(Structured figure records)
◆ ◆ ◆ ◆

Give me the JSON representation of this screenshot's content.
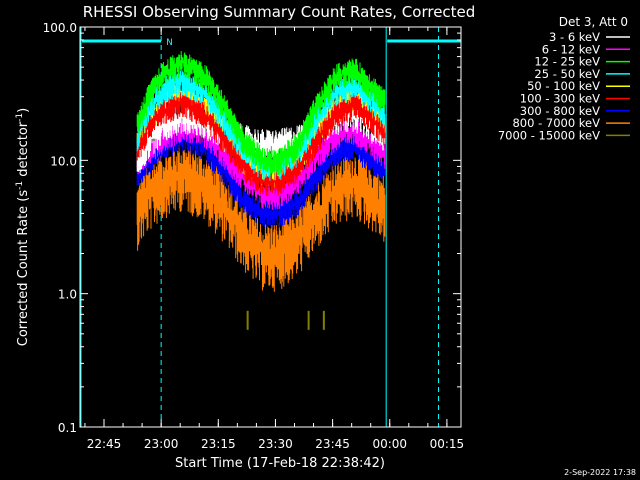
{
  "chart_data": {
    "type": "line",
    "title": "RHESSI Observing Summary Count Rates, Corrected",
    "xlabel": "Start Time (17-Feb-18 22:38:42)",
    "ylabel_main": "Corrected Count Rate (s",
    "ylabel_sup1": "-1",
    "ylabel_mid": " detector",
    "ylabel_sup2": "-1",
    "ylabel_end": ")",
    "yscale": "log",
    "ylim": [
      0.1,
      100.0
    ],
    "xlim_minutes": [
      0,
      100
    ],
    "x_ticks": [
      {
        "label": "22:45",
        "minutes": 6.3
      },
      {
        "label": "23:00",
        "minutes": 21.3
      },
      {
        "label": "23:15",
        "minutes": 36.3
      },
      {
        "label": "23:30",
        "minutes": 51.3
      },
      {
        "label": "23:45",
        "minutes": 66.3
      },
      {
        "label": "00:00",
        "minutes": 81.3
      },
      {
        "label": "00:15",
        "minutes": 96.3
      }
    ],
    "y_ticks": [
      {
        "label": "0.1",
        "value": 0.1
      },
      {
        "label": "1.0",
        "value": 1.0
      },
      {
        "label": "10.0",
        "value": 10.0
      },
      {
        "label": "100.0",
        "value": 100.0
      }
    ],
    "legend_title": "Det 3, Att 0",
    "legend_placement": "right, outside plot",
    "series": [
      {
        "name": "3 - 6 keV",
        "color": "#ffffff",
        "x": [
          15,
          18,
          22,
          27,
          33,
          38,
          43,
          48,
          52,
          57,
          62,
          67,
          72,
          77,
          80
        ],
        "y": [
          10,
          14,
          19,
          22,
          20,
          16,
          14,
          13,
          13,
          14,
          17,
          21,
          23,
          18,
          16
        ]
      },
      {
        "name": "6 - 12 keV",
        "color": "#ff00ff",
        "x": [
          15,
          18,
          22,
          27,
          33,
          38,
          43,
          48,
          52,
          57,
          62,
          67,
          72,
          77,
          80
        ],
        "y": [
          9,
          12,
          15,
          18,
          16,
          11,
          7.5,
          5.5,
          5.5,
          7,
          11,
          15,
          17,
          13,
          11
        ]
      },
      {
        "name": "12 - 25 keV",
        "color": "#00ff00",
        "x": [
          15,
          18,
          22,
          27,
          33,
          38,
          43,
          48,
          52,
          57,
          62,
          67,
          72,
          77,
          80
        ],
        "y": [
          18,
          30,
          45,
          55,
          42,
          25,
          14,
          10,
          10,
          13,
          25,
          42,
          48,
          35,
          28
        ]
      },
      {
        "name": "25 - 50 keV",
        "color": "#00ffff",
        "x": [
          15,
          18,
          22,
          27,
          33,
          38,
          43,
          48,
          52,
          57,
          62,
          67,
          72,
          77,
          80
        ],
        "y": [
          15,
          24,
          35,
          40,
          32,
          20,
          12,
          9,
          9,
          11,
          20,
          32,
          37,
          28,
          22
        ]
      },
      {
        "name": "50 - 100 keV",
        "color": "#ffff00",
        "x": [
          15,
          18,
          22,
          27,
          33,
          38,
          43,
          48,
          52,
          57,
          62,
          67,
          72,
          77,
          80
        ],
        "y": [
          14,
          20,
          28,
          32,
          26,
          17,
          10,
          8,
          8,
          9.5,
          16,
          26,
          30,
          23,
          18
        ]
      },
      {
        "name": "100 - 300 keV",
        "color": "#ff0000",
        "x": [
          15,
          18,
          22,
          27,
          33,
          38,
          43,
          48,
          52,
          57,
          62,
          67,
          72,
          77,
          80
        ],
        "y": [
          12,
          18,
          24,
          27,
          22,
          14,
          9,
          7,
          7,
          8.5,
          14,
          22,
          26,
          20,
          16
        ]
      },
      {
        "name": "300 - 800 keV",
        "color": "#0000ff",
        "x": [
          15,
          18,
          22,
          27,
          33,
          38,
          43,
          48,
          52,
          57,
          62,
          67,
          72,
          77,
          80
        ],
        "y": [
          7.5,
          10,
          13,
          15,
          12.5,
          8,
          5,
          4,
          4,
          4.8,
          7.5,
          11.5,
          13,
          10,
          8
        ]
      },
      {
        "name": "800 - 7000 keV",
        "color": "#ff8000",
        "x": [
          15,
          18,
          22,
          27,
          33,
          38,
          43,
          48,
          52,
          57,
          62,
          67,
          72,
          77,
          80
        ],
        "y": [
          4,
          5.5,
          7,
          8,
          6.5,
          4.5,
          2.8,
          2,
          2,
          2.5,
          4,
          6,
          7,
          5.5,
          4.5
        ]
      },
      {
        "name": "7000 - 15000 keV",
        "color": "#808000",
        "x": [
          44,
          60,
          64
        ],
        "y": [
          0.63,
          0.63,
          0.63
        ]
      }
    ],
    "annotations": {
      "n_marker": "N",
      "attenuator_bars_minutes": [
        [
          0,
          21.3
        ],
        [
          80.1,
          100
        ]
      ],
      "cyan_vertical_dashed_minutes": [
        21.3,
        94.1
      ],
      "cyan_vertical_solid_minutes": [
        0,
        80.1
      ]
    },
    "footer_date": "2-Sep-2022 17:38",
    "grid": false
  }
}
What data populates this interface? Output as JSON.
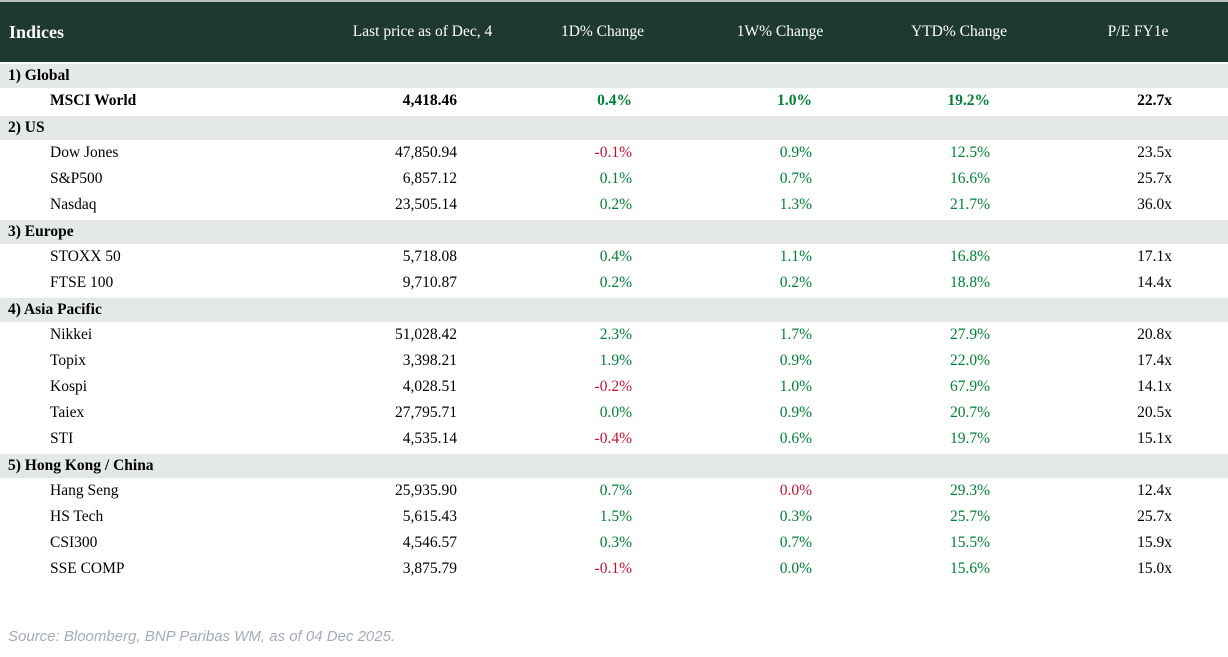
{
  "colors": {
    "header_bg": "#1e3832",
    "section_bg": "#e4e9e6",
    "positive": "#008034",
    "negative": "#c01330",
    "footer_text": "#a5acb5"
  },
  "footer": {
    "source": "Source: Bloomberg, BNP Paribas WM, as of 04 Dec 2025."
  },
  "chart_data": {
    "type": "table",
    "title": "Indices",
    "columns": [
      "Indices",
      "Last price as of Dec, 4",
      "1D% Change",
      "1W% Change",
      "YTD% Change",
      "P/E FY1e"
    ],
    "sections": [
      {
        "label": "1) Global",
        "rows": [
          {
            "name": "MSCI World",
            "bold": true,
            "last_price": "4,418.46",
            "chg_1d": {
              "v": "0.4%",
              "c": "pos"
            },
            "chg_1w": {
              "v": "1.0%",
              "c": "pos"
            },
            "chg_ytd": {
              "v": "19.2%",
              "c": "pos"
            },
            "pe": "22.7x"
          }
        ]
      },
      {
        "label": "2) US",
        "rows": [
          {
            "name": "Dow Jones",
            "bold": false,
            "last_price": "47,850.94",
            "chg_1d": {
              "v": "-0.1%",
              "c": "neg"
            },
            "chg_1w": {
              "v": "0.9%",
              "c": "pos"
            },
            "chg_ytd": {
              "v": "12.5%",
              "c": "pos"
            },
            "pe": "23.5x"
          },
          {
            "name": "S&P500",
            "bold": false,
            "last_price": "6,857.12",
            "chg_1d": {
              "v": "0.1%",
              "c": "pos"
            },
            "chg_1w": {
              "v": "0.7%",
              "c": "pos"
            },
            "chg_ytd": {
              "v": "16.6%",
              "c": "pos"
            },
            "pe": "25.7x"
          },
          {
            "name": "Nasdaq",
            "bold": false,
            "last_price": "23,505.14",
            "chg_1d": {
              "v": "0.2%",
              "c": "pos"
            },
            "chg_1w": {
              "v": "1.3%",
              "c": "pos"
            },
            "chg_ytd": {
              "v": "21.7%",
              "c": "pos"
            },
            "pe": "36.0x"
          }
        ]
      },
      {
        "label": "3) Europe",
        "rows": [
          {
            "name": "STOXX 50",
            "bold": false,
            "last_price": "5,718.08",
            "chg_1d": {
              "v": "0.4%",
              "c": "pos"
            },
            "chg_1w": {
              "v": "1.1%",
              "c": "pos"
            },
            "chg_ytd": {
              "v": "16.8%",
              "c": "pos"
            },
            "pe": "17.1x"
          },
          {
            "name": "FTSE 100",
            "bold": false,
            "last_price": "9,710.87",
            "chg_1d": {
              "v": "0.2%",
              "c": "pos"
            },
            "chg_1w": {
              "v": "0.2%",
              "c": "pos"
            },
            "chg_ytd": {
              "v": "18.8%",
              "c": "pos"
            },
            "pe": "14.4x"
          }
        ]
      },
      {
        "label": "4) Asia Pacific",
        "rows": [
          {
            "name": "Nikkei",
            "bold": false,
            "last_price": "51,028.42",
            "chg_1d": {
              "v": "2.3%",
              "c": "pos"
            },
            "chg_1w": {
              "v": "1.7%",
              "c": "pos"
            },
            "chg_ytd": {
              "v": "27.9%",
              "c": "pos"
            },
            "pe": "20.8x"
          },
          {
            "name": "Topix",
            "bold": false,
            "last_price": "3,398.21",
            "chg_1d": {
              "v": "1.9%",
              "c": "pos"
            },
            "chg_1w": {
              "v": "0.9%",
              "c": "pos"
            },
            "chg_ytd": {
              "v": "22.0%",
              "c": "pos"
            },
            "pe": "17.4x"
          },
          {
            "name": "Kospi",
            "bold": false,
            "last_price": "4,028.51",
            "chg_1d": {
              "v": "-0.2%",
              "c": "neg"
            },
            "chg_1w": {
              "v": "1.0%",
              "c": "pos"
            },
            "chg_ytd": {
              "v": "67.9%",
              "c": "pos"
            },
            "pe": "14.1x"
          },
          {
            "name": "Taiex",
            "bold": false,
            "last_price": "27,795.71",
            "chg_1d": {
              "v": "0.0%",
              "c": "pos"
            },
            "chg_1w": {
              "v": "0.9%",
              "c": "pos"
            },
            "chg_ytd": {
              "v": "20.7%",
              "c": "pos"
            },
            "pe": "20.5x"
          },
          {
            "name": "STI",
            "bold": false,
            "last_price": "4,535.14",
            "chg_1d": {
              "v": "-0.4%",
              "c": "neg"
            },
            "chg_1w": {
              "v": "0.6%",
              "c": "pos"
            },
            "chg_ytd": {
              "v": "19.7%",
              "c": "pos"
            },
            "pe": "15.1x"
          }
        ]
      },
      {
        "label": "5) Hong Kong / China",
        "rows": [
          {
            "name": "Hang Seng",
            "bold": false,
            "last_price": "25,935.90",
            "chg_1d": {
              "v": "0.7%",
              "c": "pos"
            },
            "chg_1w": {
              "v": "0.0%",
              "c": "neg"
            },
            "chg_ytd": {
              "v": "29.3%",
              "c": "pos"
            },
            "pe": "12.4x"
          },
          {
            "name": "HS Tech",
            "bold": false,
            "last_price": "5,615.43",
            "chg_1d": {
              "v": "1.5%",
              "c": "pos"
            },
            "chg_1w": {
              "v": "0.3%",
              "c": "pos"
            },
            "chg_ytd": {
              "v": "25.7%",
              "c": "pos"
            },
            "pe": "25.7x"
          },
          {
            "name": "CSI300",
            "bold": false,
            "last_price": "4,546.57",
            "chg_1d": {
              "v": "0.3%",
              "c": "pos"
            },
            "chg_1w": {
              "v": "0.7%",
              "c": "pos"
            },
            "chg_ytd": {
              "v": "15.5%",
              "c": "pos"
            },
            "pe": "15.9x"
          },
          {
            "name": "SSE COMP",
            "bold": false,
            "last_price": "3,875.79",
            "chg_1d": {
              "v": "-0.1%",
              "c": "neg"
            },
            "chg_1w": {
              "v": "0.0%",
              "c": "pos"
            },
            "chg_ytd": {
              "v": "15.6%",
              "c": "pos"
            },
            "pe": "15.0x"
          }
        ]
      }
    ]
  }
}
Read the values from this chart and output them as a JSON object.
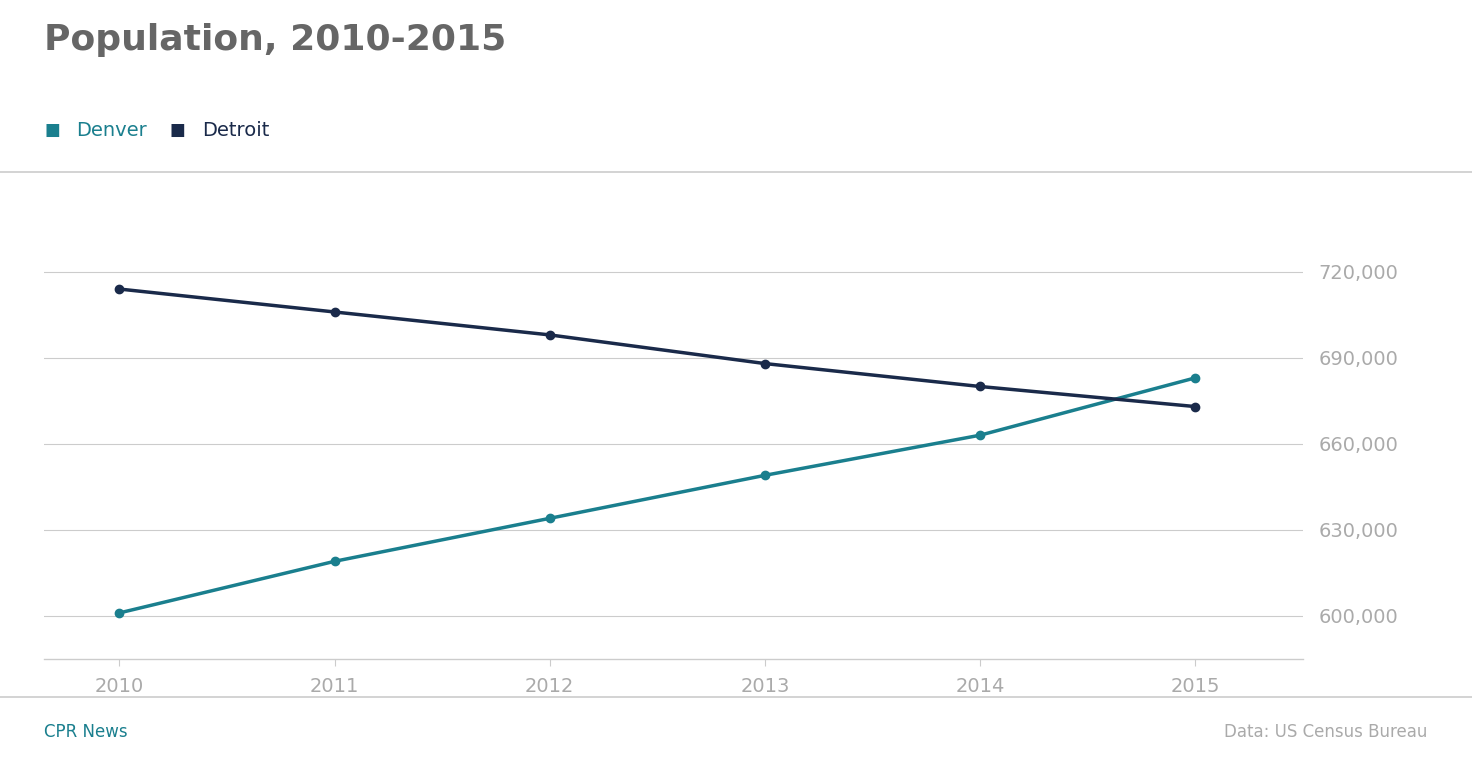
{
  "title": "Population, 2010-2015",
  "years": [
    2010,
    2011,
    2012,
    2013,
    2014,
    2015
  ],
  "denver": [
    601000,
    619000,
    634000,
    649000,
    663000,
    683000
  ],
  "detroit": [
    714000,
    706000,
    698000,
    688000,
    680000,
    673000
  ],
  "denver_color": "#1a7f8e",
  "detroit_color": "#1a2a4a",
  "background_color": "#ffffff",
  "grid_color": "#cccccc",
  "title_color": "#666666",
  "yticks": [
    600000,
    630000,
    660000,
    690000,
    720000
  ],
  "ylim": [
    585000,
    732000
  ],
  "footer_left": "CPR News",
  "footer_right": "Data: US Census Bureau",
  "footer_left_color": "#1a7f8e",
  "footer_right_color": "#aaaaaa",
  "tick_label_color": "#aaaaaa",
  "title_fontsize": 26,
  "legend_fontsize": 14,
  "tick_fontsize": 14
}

◆ ◆ ◆ ◆

■ Exercise brief:
Find each line in the records holding the string "ffffff" and show it.

■ Reply to the exercise:
        "color": "#ffffff",
  "background_color": "#ffffff",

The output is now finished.